• Directive
Write out the complete material exactly as it stands.
──────── Supplied records
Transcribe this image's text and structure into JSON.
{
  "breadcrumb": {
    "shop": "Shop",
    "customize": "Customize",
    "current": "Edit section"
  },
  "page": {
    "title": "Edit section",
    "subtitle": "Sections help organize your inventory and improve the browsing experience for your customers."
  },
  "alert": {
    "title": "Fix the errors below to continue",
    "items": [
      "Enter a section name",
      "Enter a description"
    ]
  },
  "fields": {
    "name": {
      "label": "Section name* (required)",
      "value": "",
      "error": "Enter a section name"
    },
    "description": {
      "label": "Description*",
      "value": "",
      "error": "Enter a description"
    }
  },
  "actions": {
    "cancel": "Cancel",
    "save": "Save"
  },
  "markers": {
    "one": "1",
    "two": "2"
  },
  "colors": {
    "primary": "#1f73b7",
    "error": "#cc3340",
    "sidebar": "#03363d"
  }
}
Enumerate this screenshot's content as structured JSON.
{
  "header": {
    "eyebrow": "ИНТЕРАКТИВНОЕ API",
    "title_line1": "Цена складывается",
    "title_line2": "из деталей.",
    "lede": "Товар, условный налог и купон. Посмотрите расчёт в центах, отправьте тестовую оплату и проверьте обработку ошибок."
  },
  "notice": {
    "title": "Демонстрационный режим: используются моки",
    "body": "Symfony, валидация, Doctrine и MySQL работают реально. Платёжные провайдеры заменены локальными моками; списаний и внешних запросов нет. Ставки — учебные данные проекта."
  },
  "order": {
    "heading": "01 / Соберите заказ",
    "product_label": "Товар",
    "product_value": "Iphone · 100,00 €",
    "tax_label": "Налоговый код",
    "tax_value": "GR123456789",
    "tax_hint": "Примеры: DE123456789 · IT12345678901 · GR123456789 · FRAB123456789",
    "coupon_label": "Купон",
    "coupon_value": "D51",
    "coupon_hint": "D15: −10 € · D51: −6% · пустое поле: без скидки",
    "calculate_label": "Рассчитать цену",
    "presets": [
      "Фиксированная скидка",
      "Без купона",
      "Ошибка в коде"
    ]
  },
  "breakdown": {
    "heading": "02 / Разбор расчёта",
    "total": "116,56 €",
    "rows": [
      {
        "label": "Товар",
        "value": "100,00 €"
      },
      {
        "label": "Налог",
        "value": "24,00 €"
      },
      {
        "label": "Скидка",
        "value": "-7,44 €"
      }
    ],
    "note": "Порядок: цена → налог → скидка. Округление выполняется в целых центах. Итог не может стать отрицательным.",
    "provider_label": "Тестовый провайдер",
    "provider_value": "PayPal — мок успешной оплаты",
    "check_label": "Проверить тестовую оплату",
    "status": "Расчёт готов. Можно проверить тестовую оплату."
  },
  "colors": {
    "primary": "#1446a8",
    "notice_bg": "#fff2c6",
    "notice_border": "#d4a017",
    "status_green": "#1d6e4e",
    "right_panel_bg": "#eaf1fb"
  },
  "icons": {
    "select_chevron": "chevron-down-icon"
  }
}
────────────────
• Solution to the problem
Transcribe this image's text and structure into JSON.
{
  "breadcrumb": {
    "shop": "Shop",
    "customize": "Customize",
    "current": "Edit section"
  },
  "page": {
    "title": "Edit section",
    "subtitle": "Sections help organize your inventory and improve the browsing experience for your customers."
  },
  "alert": {
    "title": "Fix the errors below to continue",
    "items": [
      "Enter a section name",
      "Enter a description"
    ]
  },
  "fields": {
    "name": {
      "label": "Section name* (required)",
      "value": "",
      "error": "Enter a section name"
    },
    "description": {
      "label": "Description*",
      "value": "",
      "error": "Enter a description"
    }
  },
  "actions": {
    "cancel": "Cancel",
    "save": "Save"
  },
  "markers": {
    "one": "1",
    "two": "2"
  },
  "colors": {
    "primary": "#1f73b7",
    "error": "#cc3340",
    "sidebar": "#03363d"
  }
}
Enumerate this screenshot's content as structured JSON.
{
  "header": {
    "eyebrow": "ИНТЕРАКТИВНОЕ API",
    "title_line1": "Цена складывается",
    "title_line2": "из деталей.",
    "lede": "Товар, условный налог и купон. Посмотрите расчёт в центах, отправьте тестовую оплату и проверьте обработку ошибок."
  },
  "notice": {
    "title": "Демонстрационный режим: используются моки",
    "body": "Symfony, валидация, Doctrine и MySQL работают реально. Платёжные провайдеры заменены локальными моками; списаний и внешних запросов нет. Ставки — учебные данные проекта."
  },
  "order": {
    "heading": "01 / Соберите заказ",
    "product_label": "Товар",
    "product_value": "Iphone · 100,00 €",
    "tax_label": "Налоговый код",
    "tax_value": "GR123456789",
    "tax_hint": "Примеры: DE123456789 · IT12345678901 · GR123456789 · FRAB123456789",
    "coupon_label": "Купон",
    "coupon_value": "D51",
    "coupon_hint": "D15: −10 € · D51: −6% · пустое поле: без скидки",
    "calculate_label": "Рассчитать цену",
    "presets": [
      "Фиксированная скидка",
      "Без купона",
      "Ошибка в коде"
    ]
  },
  "breakdown": {
    "heading": "02 / Разбор расчёта",
    "total": "116,56 €",
    "rows": [
      {
        "label": "Товар",
        "value": "100,00 €"
      },
      {
        "label": "Налог",
        "value": "24,00 €"
      },
      {
        "label": "Скидка",
        "value": "-7,44 €"
      }
    ],
    "note": "Порядок: цена → налог → скидка. Округление выполняется в целых центах. Итог не может стать отрицательным.",
    "provider_label": "Тестовый провайдер",
    "provider_value": "PayPal — мок успешной оплаты",
    "check_label": "Проверить тестовую оплату",
    "status": "Расчёт готов. Можно проверить тестовую оплату."
  },
  "colors": {
    "primary": "#1446a8",
    "notice_bg": "#fff2c6",
    "notice_border": "#d4a017",
    "status_green": "#1d6e4e",
    "right_panel_bg": "#eaf1fb"
  },
  "icons": {
    "select_chevron": "chevron-down-icon"
  }
}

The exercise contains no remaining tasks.